Task objective: Make an exact copy of the entries, and keep any pictures out of it.

===== The data

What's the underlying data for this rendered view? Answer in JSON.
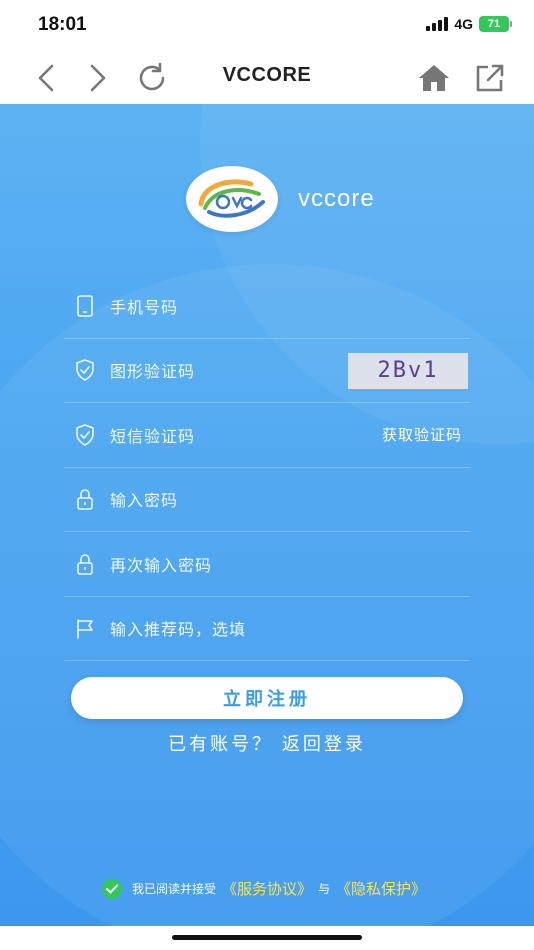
{
  "status_bar": {
    "time": "18:01",
    "network": "4G",
    "battery": "71",
    "battery_color": "#34c759"
  },
  "browser": {
    "title": "VCCORE",
    "icons": [
      "back-icon",
      "forward-icon",
      "refresh-icon",
      "home-icon",
      "share-icon"
    ]
  },
  "brand": {
    "name": "vccore"
  },
  "form": {
    "phone_placeholder": "手机号码",
    "captcha_placeholder": "图形验证码",
    "captcha_image_text": "2Bv1",
    "sms_placeholder": "短信验证码",
    "sms_action": "获取验证码",
    "password_placeholder": "输入密码",
    "password_confirm_placeholder": "再次输入密码",
    "referral_placeholder": "输入推荐码，选填"
  },
  "actions": {
    "register_label": "立即注册",
    "login_link": "已有账号？ 返回登录"
  },
  "agreement": {
    "prefix": "我已阅读并接受",
    "service_link": "《服务协议》",
    "connector": "与",
    "privacy_link": "《隐私保护》"
  },
  "colors": {
    "accent": "#3b9bee",
    "link_yellow": "#ffe34a"
  }
}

==========

Output:
What's the underlying data for this rendered view? Answer in JSON.
{
  "status_bar": {
    "time": "18:01",
    "network": "4G",
    "battery": "71",
    "battery_color": "#34c759"
  },
  "browser": {
    "title": "VCCORE",
    "icons": [
      "back-icon",
      "forward-icon",
      "refresh-icon",
      "home-icon",
      "share-icon"
    ]
  },
  "brand": {
    "name": "vccore"
  },
  "form": {
    "phone_placeholder": "手机号码",
    "captcha_placeholder": "图形验证码",
    "captcha_image_text": "2Bv1",
    "sms_placeholder": "短信验证码",
    "sms_action": "获取验证码",
    "password_placeholder": "输入密码",
    "password_confirm_placeholder": "再次输入密码",
    "referral_placeholder": "输入推荐码，选填"
  },
  "actions": {
    "register_label": "立即注册",
    "login_link": "已有账号？ 返回登录"
  },
  "agreement": {
    "prefix": "我已阅读并接受",
    "service_link": "《服务协议》",
    "connector": "与",
    "privacy_link": "《隐私保护》"
  },
  "colors": {
    "accent": "#3b9bee",
    "link_yellow": "#ffe34a"
  }
}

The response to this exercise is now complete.